* **Required task**
Give back the full listing verbatim, apart from its images.

* **Input rows**
>>>

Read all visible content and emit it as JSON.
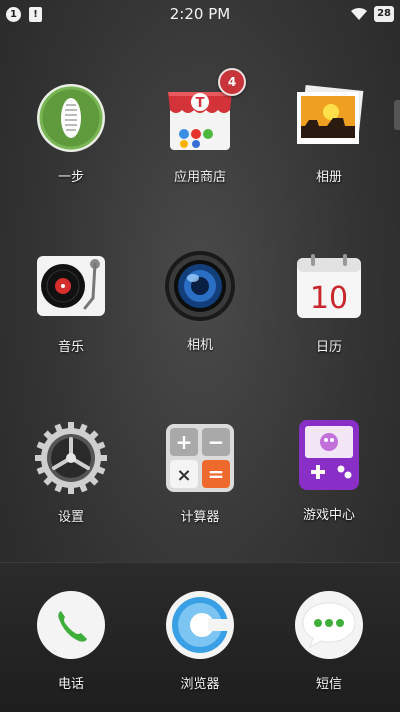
{
  "status_bar": {
    "notification_count": "1",
    "notification_doc": "!",
    "time": "2:20 PM",
    "battery": "28"
  },
  "apps": [
    {
      "label": "一步",
      "icon": "yibu-shoe-icon"
    },
    {
      "label": "应用商店",
      "icon": "app-store-icon",
      "badge": "4",
      "store_letter": "T"
    },
    {
      "label": "相册",
      "icon": "photo-album-icon"
    },
    {
      "label": "音乐",
      "icon": "music-turntable-icon"
    },
    {
      "label": "相机",
      "icon": "camera-lens-icon"
    },
    {
      "label": "日历",
      "icon": "calendar-icon",
      "day": "10"
    },
    {
      "label": "设置",
      "icon": "settings-gear-icon"
    },
    {
      "label": "计算器",
      "icon": "calculator-icon",
      "keys": [
        "+",
        "−",
        "×",
        "="
      ]
    },
    {
      "label": "游戏中心",
      "icon": "game-center-icon"
    }
  ],
  "dock": [
    {
      "label": "电话",
      "icon": "phone-icon"
    },
    {
      "label": "浏览器",
      "icon": "browser-icon"
    },
    {
      "label": "短信",
      "icon": "sms-icon"
    }
  ],
  "colors": {
    "badge": "#c9333a",
    "phone_green": "#3fae3a",
    "calc_orange": "#ee6a2c",
    "game_purple": "#8a2ec8",
    "browser_blue": "#3aa0e6"
  }
}
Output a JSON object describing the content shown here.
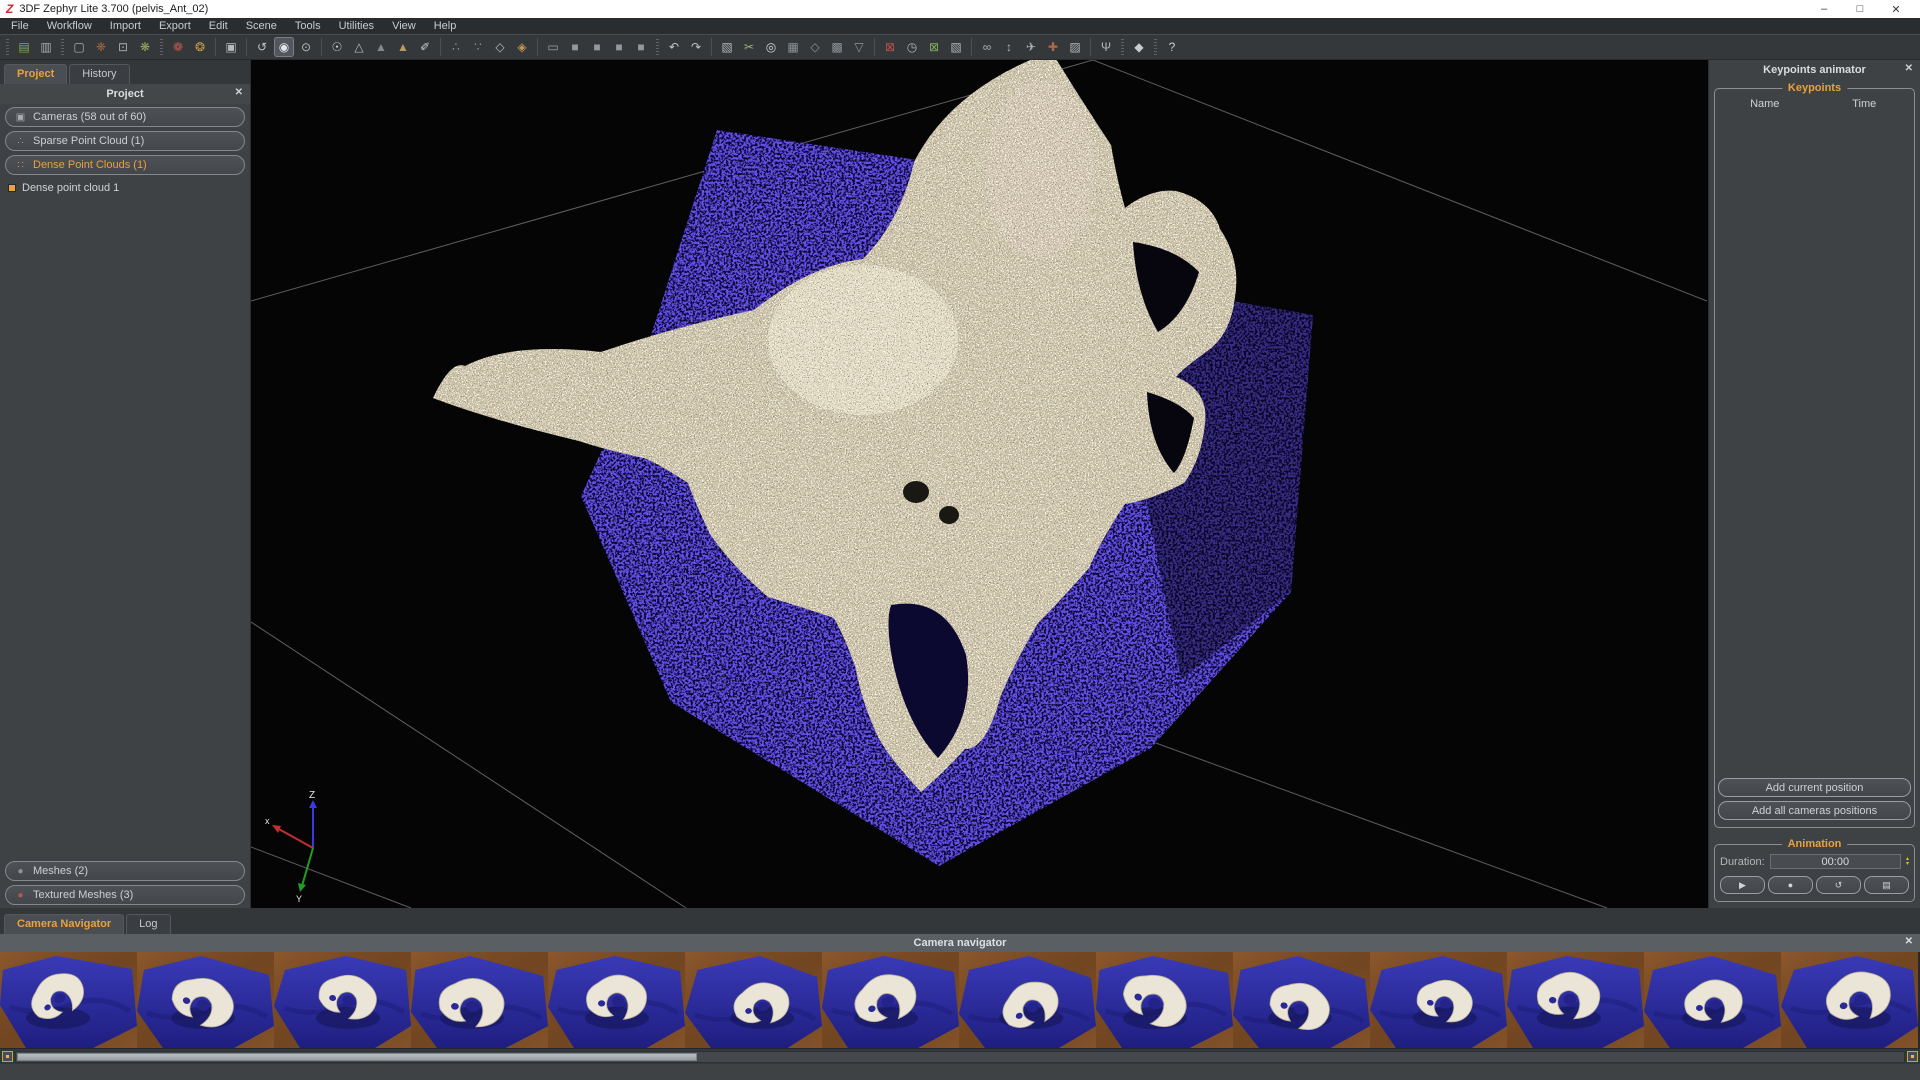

<<<

* **Result of this task**
Read all visible content and emit it as JSON.
{
  "status_bar": {
    "notification_count": "1",
    "notification_doc": "!",
    "time": "2:20 PM",
    "battery": "28"
  },
  "apps": [
    {
      "label": "一步",
      "icon": "yibu-shoe-icon"
    },
    {
      "label": "应用商店",
      "icon": "app-store-icon",
      "badge": "4",
      "store_letter": "T"
    },
    {
      "label": "相册",
      "icon": "photo-album-icon"
    },
    {
      "label": "音乐",
      "icon": "music-turntable-icon"
    },
    {
      "label": "相机",
      "icon": "camera-lens-icon"
    },
    {
      "label": "日历",
      "icon": "calendar-icon",
      "day": "10"
    },
    {
      "label": "设置",
      "icon": "settings-gear-icon"
    },
    {
      "label": "计算器",
      "icon": "calculator-icon",
      "keys": [
        "+",
        "−",
        "×",
        "="
      ]
    },
    {
      "label": "游戏中心",
      "icon": "game-center-icon"
    }
  ],
  "dock": [
    {
      "label": "电话",
      "icon": "phone-icon"
    },
    {
      "label": "浏览器",
      "icon": "browser-icon"
    },
    {
      "label": "短信",
      "icon": "sms-icon"
    }
  ],
  "colors": {
    "badge": "#c9333a",
    "phone_green": "#3fae3a",
    "calc_orange": "#ee6a2c",
    "game_purple": "#8a2ec8",
    "browser_blue": "#3aa0e6"
  }
}
Output a JSON object describing the content shown here.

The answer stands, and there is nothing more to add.